**INSTRUCTIONS TO FOLLOW**
Locate every line that holds the string "Desktop" and copy it.

[Dataset items]
=======

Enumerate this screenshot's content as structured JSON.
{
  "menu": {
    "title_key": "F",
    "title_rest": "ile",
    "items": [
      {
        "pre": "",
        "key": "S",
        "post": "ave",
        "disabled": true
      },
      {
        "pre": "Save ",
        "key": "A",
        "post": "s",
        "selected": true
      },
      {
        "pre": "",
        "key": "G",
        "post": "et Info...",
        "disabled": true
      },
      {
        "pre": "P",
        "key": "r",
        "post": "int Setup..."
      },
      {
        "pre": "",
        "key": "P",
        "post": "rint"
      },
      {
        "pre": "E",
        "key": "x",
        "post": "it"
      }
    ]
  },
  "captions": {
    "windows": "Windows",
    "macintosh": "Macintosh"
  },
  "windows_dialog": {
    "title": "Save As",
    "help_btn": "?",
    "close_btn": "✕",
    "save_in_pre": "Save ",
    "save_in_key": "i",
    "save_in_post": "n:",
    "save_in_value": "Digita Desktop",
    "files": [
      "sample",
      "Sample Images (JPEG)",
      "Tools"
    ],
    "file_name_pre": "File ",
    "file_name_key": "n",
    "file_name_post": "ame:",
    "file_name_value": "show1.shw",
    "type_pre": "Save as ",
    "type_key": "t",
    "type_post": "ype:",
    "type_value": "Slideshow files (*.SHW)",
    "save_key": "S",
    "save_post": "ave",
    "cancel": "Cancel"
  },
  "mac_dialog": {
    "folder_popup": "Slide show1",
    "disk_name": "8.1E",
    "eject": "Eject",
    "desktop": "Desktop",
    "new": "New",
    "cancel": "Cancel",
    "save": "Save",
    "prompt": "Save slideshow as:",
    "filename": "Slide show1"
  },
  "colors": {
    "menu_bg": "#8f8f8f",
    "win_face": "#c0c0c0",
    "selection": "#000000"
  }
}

=======

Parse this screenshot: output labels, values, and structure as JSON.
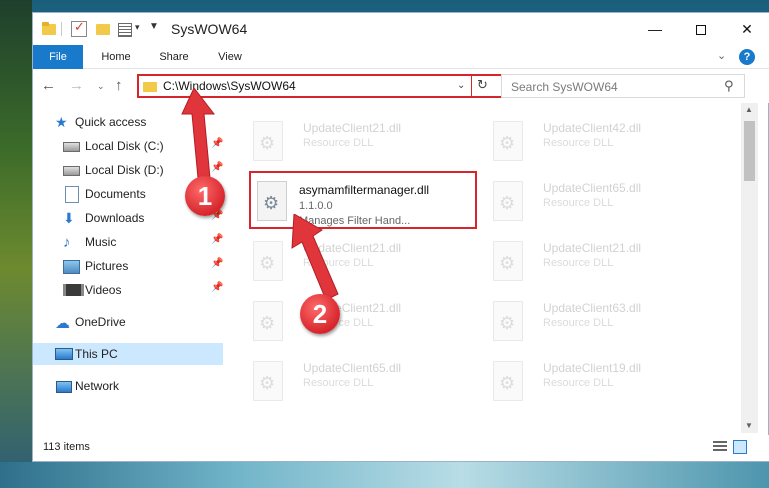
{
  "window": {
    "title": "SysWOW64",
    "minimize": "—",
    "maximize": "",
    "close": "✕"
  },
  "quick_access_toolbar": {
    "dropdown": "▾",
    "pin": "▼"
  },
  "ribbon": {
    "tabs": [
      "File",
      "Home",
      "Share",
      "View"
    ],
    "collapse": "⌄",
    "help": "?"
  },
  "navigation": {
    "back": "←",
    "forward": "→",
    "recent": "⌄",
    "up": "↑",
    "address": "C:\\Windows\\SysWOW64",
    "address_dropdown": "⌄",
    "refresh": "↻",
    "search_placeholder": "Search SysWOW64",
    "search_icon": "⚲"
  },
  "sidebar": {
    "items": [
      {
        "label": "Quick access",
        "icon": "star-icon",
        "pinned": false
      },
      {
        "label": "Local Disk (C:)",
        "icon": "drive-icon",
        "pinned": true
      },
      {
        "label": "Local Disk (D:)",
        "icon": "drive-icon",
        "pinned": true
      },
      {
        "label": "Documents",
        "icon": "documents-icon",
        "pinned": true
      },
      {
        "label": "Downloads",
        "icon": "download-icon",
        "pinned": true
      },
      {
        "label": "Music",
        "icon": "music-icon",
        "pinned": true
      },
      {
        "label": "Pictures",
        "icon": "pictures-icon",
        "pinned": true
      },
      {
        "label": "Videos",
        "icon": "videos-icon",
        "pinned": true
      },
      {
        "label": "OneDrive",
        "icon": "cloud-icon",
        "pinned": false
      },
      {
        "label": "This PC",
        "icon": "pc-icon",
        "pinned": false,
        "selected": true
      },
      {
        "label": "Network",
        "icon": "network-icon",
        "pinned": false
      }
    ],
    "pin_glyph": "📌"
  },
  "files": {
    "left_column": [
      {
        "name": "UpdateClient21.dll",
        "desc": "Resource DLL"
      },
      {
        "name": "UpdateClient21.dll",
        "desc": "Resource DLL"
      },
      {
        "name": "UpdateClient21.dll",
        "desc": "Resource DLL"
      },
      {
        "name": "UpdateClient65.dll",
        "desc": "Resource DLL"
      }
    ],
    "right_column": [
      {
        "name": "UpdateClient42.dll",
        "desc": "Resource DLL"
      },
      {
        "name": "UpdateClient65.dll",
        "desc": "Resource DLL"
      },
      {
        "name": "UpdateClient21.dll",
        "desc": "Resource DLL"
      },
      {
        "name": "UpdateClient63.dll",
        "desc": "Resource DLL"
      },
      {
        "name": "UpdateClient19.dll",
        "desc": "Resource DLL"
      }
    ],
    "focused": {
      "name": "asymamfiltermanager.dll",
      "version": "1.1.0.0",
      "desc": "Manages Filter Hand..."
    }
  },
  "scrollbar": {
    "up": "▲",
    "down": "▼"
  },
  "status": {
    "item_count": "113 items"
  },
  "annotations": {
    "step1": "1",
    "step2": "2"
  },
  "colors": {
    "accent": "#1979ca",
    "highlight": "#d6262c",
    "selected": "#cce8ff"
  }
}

=======

**FULL OUTPUT**
    "save_in_value": "Digita Desktop",
    "desktop": "Desktop",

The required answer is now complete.